Records:
++++++++

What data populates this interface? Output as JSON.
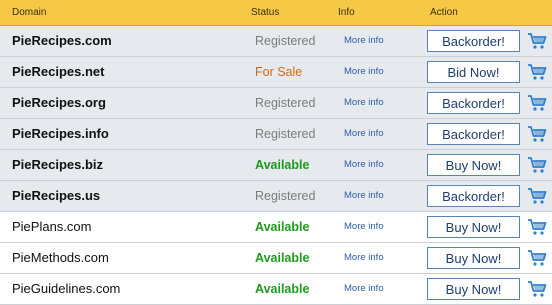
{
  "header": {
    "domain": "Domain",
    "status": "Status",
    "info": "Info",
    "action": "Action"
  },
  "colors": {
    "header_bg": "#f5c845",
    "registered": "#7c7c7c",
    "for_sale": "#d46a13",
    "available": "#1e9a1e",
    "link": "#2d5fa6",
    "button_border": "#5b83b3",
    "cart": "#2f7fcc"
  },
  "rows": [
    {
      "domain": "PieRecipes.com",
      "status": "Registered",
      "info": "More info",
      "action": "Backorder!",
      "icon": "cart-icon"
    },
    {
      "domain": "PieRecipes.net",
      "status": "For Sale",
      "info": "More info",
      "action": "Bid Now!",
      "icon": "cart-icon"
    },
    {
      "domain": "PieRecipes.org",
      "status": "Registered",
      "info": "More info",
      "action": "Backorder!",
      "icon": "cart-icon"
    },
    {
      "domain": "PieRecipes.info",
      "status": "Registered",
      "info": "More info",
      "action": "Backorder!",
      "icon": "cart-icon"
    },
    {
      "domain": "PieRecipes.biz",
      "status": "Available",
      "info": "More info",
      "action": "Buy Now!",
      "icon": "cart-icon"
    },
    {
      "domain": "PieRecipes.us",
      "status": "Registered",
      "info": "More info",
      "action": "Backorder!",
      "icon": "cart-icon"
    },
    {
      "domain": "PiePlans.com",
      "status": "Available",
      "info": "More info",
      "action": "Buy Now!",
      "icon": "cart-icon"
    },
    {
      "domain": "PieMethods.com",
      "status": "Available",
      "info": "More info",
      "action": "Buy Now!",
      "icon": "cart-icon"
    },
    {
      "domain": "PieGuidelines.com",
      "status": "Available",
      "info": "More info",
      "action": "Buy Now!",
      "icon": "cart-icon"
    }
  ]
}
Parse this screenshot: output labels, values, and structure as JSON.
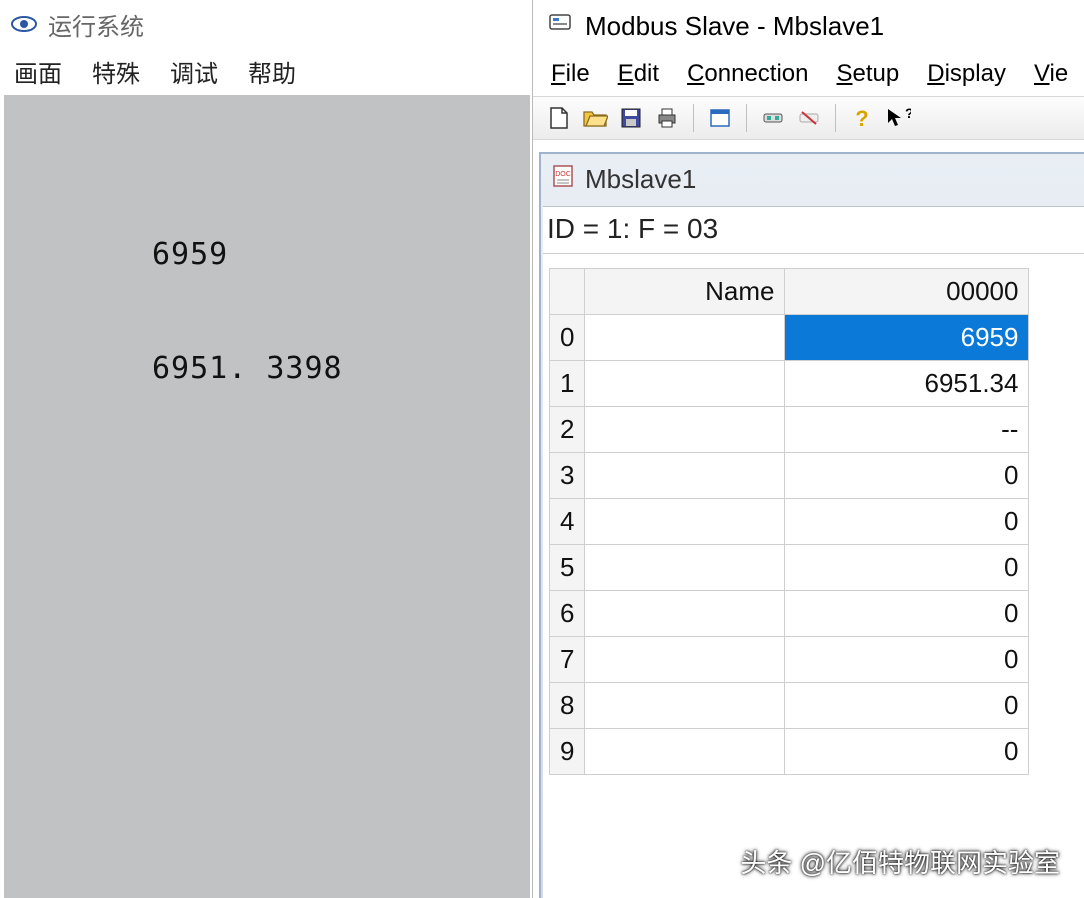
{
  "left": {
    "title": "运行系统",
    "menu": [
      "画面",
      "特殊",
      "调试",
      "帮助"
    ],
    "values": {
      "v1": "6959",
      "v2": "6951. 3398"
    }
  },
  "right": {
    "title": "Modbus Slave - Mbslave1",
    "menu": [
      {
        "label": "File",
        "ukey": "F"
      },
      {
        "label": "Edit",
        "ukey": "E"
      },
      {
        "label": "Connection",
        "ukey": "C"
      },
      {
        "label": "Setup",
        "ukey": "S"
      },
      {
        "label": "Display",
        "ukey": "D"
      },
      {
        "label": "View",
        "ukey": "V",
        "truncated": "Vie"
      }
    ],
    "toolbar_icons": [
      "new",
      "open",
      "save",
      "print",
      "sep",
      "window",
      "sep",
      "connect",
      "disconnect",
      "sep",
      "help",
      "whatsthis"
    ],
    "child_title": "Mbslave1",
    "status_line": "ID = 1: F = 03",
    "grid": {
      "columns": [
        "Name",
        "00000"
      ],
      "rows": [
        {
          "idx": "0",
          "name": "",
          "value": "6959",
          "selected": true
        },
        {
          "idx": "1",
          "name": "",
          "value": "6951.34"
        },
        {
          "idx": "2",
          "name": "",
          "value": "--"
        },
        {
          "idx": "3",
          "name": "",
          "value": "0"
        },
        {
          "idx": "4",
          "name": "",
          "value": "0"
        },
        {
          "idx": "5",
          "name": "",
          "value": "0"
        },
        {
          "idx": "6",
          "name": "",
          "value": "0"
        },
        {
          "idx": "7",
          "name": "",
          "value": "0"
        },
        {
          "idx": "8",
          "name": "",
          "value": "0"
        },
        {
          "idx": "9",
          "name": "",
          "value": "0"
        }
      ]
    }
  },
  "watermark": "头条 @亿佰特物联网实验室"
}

++++++++

The request:
Say the number of lines in the listing that hold "domain", with no added words.

Response to this exercise:
10